→ **Short task**
Quote every line below exactly as it reads.

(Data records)
-- -- --
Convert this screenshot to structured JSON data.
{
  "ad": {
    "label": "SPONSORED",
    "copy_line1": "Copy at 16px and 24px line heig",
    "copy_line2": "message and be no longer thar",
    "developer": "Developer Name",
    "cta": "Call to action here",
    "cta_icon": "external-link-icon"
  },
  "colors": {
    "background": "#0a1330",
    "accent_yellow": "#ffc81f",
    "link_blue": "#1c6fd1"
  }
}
-- -- --
→ **Solution to this exercise**
Convert this screenshot to structured JSON data.
{
  "ad": {
    "label": "SPONSORED",
    "copy_line1": "Copy at 16px and 24px line heig",
    "copy_line2": "message and be no longer thar",
    "developer": "Developer Name",
    "cta": "Call to action here",
    "cta_icon": "external-link-icon"
  },
  "colors": {
    "background": "#0a1330",
    "accent_yellow": "#ffc81f",
    "link_blue": "#1c6fd1"
  }
}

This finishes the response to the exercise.